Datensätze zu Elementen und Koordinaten
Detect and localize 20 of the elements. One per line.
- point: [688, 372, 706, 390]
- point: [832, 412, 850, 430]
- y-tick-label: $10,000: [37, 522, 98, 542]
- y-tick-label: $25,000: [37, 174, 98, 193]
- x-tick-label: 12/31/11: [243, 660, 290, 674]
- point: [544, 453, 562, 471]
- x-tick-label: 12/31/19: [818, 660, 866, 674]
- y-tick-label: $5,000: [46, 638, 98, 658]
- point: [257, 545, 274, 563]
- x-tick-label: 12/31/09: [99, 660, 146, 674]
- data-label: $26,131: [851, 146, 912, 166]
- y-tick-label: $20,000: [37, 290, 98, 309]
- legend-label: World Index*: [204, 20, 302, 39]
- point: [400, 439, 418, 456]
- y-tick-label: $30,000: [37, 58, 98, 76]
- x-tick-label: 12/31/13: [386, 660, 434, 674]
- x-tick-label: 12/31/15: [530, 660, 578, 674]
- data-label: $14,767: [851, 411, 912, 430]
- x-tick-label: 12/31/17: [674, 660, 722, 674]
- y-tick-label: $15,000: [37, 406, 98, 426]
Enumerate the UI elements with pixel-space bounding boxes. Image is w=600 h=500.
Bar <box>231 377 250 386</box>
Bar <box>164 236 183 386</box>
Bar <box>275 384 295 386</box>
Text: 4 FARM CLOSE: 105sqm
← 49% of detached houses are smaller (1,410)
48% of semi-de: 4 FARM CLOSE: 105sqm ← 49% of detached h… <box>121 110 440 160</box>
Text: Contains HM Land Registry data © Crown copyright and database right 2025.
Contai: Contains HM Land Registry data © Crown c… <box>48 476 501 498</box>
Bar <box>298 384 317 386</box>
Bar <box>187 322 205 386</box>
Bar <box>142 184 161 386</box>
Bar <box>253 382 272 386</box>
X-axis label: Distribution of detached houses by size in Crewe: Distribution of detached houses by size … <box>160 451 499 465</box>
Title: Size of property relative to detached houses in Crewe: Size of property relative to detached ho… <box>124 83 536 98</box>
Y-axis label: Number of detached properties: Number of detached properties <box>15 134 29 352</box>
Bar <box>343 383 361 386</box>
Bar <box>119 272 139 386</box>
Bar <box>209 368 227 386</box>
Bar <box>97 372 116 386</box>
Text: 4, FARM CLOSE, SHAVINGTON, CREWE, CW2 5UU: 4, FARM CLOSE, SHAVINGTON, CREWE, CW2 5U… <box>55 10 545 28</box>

**Ziel der Übung**
Tausche in sämtlichen Datensätzen „detached houses“ gegen „terraced houses“ aus. Alles Übrige in den Zeilen bleibt dabei unverändert.

**Antwort zur Aufgabe**
Detect and localize 20 of the elements. One per line.
- point: [688, 372, 706, 390]
- point: [832, 412, 850, 430]
- y-tick-label: $10,000: [37, 522, 98, 542]
- y-tick-label: $25,000: [37, 174, 98, 193]
- x-tick-label: 12/31/11: [243, 660, 290, 674]
- point: [544, 453, 562, 471]
- x-tick-label: 12/31/19: [818, 660, 866, 674]
- y-tick-label: $5,000: [46, 638, 98, 658]
- point: [257, 545, 274, 563]
- x-tick-label: 12/31/09: [99, 660, 146, 674]
- data-label: $26,131: [851, 146, 912, 166]
- y-tick-label: $20,000: [37, 290, 98, 309]
- legend-label: World Index*: [204, 20, 302, 39]
- point: [400, 439, 418, 456]
- y-tick-label: $30,000: [37, 58, 98, 76]
- x-tick-label: 12/31/13: [386, 660, 434, 674]
- x-tick-label: 12/31/15: [530, 660, 578, 674]
- data-label: $14,767: [851, 411, 912, 430]
- x-tick-label: 12/31/17: [674, 660, 722, 674]
- y-tick-label: $15,000: [37, 406, 98, 426]
Enumerate the UI elements with pixel-space bounding boxes. Image is w=600 h=500.
Bar <box>231 377 250 386</box>
Bar <box>164 236 183 386</box>
Bar <box>275 384 295 386</box>
Text: 4 FARM CLOSE: 105sqm
← 49% of terraced houses are smaller (1,410)
48% of semi-de: 4 FARM CLOSE: 105sqm ← 49% of detached h… <box>121 110 440 160</box>
Text: Contains HM Land Registry data © Crown copyright and database right 2025.
Contai: Contains HM Land Registry data © Crown c… <box>48 476 501 498</box>
Bar <box>298 384 317 386</box>
Bar <box>187 322 205 386</box>
Bar <box>142 184 161 386</box>
Bar <box>253 382 272 386</box>
X-axis label: Distribution of terraced houses by size in Crewe: Distribution of terraced houses by size … <box>160 451 499 465</box>
Title: Size of property relative to terraced houses in Crewe: Size of property relative to detached ho… <box>124 83 536 98</box>
Y-axis label: Number of detached properties: Number of detached properties <box>15 134 29 352</box>
Bar <box>343 383 361 386</box>
Bar <box>119 272 139 386</box>
Bar <box>209 368 227 386</box>
Bar <box>97 372 116 386</box>
Text: 4, FARM CLOSE, SHAVINGTON, CREWE, CW2 5UU: 4, FARM CLOSE, SHAVINGTON, CREWE, CW2 5U… <box>55 10 545 28</box>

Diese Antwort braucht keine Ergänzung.